■ Your goal
Extract all of the data and reproduce it precisely.
--
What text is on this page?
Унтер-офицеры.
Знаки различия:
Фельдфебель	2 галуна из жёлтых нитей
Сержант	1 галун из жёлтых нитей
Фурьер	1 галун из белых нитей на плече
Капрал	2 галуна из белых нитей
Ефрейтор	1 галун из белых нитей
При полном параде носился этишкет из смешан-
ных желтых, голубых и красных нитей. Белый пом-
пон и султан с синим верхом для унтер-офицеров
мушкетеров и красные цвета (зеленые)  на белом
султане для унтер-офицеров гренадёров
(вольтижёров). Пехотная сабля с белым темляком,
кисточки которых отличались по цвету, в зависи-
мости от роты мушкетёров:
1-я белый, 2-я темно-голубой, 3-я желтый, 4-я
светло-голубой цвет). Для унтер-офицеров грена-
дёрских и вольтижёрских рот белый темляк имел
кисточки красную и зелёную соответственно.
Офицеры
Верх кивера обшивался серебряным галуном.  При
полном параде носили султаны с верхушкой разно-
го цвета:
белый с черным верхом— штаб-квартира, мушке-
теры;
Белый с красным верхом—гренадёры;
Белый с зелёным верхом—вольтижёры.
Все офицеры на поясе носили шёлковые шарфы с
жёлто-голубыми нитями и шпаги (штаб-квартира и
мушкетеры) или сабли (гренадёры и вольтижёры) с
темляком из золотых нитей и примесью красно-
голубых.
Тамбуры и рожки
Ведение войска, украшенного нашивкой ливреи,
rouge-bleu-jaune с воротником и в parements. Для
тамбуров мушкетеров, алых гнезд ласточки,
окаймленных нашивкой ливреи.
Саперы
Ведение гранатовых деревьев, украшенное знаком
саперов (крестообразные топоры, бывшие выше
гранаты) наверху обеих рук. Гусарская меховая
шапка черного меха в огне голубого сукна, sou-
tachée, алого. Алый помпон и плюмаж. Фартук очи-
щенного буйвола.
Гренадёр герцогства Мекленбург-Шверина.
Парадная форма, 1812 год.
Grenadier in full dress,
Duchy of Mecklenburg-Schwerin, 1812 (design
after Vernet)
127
--
■ Exercise answer
What text is on this page?
Унтер-офицеры.
Знаки различия:
Фельдфебель	2 галуна из жёлтых нитей
Сержант	1 галун из жёлтых нитей
Фурьер	1 галун из белых нитей на плече
Капрал	2 галуна из белых нитей
Ефрейтор	1 галун из белых нитей
При полном параде носился этишкет из смешан-
ных желтых, голубых и красных нитей. Белый пом-
пон и султан с синим верхом для унтер-офицеров
мушкетеров и красные цвета (зеленые)  на белом
султане для унтер-офицеров гренадёров
(вольтижёров). Пехотная сабля с белым темляком,
кисточки которых отличались по цвету, в зависи-
мости от роты мушкетёров:
1-я белый, 2-я темно-голубой, 3-я желтый, 4-я
светло-голубой цвет). Для унтер-офицеров грена-
дёрских и вольтижёрских рот белый темляк имел
кисточки красную и зелёную соответственно.
Офицеры
Верх кивера обшивался серебряным галуном.  При
полном параде носили султаны с верхушкой разно-
го цвета:
белый с черным верхом— штаб-квартира, мушке-
теры;
Белый с красным верхом—гренадёры;
Белый с зелёным верхом—вольтижёры.
Все офицеры на поясе носили шёлковые шарфы с
жёлто-голубыми нитями и шпаги (штаб-квартира и
мушкетеры) или сабли (гренадёры и вольтижёры) с
темляком из золотых нитей и примесью красно-
голубых.
Тамбуры и рожки
Ведение войска, украшенного нашивкой ливреи,
rouge-bleu-jaune с воротником и в parements. Для
тамбуров мушкетеров, алых гнезд ласточки,
окаймленных нашивкой ливреи.
Саперы
Ведение гранатовых деревьев, украшенное знаком
саперов (крестообразные топоры, бывшие выше
гранаты) наверху обеих рук. Гусарская меховая
шапка черного меха в огне голубого сукна, sou-
tachée, алого. Алый помпон и плюмаж. Фартук очи-
щенного буйвола.
Гренадёр герцогства Мекленбург-Шверина.
Парадная форма, 1812 год.
Grenadier in full dress,
Duchy of Mecklenburg-Schwerin, 1812 (design
after Vernet)
127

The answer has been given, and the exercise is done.